### WHAT YOU NEED TO DO
Check each line of the listing for the word "time" and give only the number of lines that have it.

### ENTRIES
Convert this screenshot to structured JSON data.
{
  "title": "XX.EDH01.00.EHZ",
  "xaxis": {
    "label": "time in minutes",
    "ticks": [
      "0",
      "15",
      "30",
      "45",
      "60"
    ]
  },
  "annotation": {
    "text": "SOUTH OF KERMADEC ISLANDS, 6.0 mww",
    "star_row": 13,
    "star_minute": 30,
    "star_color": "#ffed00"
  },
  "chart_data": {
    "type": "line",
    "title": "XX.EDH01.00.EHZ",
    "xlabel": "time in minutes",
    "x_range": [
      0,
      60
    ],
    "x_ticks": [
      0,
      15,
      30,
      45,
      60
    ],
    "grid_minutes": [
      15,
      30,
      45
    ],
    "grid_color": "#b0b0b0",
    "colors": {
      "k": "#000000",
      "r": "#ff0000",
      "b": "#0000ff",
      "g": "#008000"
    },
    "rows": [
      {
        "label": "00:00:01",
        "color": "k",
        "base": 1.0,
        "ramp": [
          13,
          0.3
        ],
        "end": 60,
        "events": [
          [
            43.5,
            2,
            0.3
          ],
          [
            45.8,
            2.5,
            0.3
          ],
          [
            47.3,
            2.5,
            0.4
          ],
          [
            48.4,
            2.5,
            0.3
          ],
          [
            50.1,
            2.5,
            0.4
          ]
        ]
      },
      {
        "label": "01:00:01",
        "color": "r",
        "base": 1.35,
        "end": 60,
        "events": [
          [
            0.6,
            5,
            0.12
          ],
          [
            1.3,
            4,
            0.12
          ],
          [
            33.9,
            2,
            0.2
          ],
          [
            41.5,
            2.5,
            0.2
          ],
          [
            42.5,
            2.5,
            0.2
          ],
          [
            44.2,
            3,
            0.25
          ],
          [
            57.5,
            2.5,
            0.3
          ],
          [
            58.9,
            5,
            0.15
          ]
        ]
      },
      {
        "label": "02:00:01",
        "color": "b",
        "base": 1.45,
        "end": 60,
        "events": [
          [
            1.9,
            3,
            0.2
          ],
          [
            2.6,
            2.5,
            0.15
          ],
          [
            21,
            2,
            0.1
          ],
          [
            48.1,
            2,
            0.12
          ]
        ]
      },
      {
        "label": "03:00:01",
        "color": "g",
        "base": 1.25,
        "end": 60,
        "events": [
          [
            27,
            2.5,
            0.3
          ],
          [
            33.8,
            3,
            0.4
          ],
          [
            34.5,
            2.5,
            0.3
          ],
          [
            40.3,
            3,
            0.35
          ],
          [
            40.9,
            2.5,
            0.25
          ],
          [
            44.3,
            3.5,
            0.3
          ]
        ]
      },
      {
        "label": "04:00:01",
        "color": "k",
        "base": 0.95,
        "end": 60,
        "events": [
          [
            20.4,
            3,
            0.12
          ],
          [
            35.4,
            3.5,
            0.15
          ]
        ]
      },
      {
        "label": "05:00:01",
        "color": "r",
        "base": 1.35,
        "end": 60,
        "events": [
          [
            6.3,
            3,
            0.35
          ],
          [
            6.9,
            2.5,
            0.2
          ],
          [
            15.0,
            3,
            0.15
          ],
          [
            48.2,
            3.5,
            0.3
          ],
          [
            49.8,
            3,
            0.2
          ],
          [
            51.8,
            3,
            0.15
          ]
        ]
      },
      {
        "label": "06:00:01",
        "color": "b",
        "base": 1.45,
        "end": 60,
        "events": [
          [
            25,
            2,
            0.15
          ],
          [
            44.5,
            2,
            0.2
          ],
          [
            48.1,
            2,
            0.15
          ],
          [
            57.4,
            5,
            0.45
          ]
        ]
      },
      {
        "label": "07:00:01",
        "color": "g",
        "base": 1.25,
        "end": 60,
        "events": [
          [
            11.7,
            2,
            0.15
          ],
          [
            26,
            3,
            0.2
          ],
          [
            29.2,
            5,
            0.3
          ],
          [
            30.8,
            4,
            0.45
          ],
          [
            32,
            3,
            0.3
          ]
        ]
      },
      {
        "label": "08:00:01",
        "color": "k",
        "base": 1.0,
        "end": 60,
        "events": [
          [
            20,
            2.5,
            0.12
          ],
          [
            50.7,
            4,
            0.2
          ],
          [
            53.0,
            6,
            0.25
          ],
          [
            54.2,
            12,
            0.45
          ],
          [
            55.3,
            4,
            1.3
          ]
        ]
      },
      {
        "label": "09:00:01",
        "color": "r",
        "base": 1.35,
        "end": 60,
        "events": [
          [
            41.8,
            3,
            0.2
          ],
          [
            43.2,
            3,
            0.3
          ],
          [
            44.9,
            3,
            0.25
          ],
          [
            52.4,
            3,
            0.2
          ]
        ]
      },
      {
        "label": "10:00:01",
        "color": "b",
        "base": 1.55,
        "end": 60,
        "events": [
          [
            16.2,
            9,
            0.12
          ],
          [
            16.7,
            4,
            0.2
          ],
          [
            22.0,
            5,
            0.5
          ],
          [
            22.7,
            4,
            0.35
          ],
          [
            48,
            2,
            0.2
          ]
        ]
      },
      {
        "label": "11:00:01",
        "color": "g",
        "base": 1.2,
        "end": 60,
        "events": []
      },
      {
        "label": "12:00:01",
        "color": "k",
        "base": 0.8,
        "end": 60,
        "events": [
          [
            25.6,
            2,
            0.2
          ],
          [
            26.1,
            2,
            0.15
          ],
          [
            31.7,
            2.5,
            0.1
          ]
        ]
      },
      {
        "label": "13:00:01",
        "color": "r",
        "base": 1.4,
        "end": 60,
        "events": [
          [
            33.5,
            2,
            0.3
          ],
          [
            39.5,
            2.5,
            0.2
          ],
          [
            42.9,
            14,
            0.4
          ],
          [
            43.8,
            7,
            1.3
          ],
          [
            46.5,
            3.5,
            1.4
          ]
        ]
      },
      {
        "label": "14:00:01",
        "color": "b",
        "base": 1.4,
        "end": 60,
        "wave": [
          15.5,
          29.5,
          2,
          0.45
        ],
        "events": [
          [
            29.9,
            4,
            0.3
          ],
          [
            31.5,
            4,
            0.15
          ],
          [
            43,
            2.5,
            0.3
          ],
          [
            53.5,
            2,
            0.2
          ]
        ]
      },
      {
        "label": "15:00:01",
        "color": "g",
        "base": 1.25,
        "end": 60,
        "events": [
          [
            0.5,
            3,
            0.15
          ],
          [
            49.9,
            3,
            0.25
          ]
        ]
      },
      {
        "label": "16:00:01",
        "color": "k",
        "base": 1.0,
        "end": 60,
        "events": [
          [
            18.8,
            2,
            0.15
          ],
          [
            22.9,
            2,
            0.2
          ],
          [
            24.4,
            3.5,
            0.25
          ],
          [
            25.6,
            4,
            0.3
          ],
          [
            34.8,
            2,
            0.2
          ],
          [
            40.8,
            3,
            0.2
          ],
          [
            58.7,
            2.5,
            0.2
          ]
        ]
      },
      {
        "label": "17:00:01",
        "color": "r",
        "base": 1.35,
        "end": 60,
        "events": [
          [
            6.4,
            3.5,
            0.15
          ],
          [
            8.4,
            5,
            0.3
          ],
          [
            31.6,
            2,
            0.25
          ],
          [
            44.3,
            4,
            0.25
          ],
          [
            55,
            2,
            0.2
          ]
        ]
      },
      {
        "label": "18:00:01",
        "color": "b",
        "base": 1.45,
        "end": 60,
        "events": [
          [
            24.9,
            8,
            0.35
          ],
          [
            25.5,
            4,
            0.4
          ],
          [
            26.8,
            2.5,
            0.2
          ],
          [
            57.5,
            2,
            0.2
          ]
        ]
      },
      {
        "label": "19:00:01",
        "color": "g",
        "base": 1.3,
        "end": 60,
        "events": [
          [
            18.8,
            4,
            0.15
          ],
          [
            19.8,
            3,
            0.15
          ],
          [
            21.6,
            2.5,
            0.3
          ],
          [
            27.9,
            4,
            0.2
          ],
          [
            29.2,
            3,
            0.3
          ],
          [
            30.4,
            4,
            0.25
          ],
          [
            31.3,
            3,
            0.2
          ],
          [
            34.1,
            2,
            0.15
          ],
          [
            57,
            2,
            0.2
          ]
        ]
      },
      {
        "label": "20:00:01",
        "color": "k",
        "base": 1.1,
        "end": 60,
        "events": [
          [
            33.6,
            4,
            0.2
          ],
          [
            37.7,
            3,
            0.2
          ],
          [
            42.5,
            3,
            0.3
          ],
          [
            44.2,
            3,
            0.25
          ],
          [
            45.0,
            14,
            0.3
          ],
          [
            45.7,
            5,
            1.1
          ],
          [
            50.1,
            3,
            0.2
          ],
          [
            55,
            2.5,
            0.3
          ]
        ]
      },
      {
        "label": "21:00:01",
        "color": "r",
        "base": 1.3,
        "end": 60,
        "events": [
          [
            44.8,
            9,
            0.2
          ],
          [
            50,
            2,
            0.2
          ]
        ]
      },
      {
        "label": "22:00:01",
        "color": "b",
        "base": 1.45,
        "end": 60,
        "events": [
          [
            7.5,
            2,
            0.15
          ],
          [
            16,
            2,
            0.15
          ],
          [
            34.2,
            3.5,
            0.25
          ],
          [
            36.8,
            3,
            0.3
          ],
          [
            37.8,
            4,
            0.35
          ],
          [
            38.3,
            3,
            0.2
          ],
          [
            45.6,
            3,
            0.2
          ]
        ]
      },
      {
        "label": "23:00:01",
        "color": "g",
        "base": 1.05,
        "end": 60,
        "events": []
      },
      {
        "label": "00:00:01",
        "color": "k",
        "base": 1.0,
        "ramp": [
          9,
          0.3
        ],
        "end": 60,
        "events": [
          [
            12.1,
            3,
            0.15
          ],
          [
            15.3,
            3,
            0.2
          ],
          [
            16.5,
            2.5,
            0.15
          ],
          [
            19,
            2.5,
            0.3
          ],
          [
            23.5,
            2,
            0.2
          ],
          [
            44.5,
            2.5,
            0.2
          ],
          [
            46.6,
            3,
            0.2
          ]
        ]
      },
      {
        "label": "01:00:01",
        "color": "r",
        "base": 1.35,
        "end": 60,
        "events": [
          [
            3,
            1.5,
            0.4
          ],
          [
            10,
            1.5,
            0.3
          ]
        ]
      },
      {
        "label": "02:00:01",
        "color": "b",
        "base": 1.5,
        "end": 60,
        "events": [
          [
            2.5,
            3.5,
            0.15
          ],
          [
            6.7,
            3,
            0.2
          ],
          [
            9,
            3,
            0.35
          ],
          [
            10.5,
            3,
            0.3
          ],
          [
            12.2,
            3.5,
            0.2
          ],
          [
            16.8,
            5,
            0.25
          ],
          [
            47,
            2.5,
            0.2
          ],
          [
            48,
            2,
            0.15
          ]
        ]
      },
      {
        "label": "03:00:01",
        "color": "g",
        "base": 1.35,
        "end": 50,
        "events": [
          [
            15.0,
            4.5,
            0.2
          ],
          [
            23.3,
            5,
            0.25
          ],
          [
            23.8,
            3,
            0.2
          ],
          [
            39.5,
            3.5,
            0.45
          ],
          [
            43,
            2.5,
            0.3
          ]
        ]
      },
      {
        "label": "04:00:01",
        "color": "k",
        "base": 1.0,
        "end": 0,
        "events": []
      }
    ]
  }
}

### OUTPUT OF THE EXERCISE
2